**Task goal**
Write out the entire listing below exactly as it appears, minus any pictures.

++++++

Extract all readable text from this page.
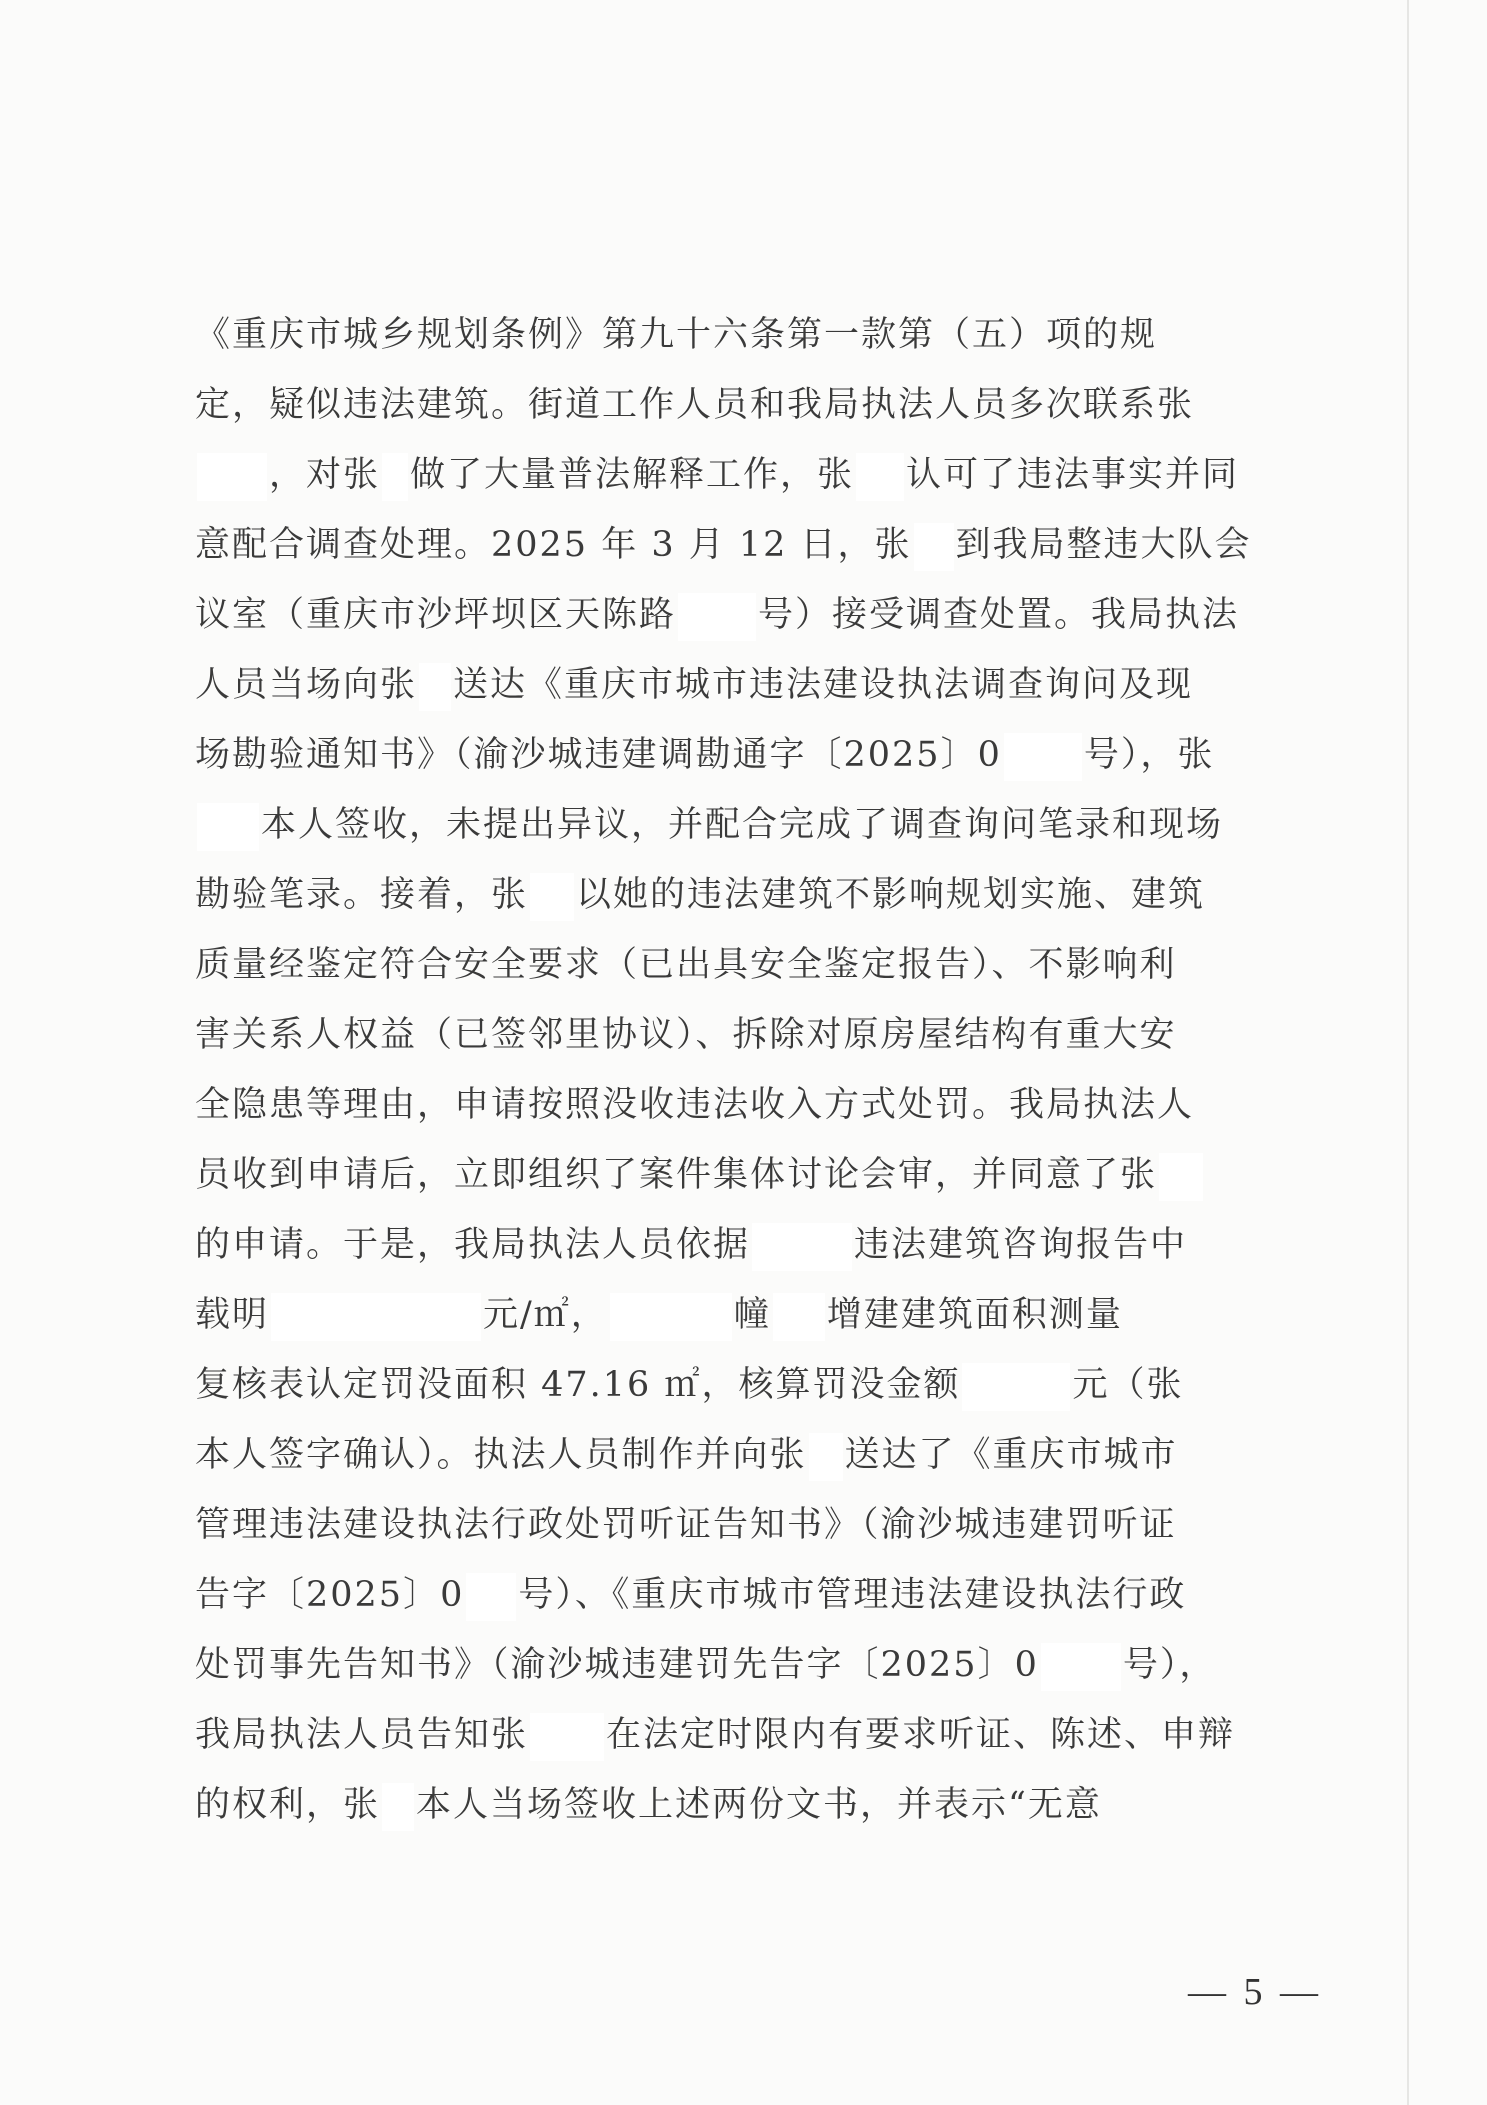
《重庆市城乡规划条例》第九十六条第一款第（五）项的规
定，疑似违法建筑。街道工作人员和我局执法人员多次联系张
，对张 做了大量普法解释工作，张 认可了违法事实并同
意配合调查处理。2025 年 3 月 12 日，张 到我局整违大队会
议室（重庆市沙坪坝区天陈路 号）接受调查处置。我局执法
人员当场向张 送达《重庆市城市违法建设执法调查询问及现
场勘验通知书》（渝沙城违建调勘通字〔2025〕0 号），张
本人签收，未提出异议，并配合完成了调查询问笔录和现场
勘验笔录。接着，张 以她的违法建筑不影响规划实施、建筑
质量经鉴定符合安全要求（已出具安全鉴定报告）、不影响利
害关系人权益（已签邻里协议）、拆除对原房屋结构有重大安
全隐患等理由，申请按照没收违法收入方式处罚。我局执法人
员收到申请后，立即组织了案件集体讨论会审，并同意了张
的申请。于是，我局执法人员依据	违法建筑咨询报告中
载明	元/㎡，	幢 增建建筑面积测量
复核表认定罚没面积 47.16 ㎡，核算罚没金额	元（张
本人签字确认）。执法人员制作并向张 送达了《重庆市城市
管理违法建设执法行政处罚听证告知书》（渝沙城违建罚听证
告字〔2025〕0 号）、《重庆市城市管理违法建设执法行政
处罚事先告知书》（渝沙城违建罚先告字〔2025〕0 号），
我局执法人员告知张 在法定时限内有要求听证、陈述、申辩
的权利，张 本人当场签收上述两份文书，并表示“无意
— 5 —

++++++

**Complete answer**
Extract all readable text from this page.
《重庆市城乡规划条例》第九十六条第一款第（五）项的规
定，疑似违法建筑。街道工作人员和我局执法人员多次联系张
，对张 做了大量普法解释工作，张 认可了违法事实并同
意配合调查处理。2025 年 3 月 12 日，张 到我局整违大队会
议室（重庆市沙坪坝区天陈路 号）接受调查处置。我局执法
人员当场向张 送达《重庆市城市违法建设执法调查询问及现
场勘验通知书》（渝沙城违建调勘通字〔2025〕0 号），张
本人签收，未提出异议，并配合完成了调查询问笔录和现场
勘验笔录。接着，张 以她的违法建筑不影响规划实施、建筑
质量经鉴定符合安全要求（已出具安全鉴定报告）、不影响利
害关系人权益（已签邻里协议）、拆除对原房屋结构有重大安
全隐患等理由，申请按照没收违法收入方式处罚。我局执法人
员收到申请后，立即组织了案件集体讨论会审，并同意了张
的申请。于是，我局执法人员依据	违法建筑咨询报告中
载明	元/㎡，	幢 增建建筑面积测量
复核表认定罚没面积 47.16 ㎡，核算罚没金额	元（张
本人签字确认）。执法人员制作并向张 送达了《重庆市城市
管理违法建设执法行政处罚听证告知书》（渝沙城违建罚听证
告字〔2025〕0 号）、《重庆市城市管理违法建设执法行政
处罚事先告知书》（渝沙城违建罚先告字〔2025〕0 号），
我局执法人员告知张 在法定时限内有要求听证、陈述、申辩
的权利，张 本人当场签收上述两份文书，并表示“无意
— 5 —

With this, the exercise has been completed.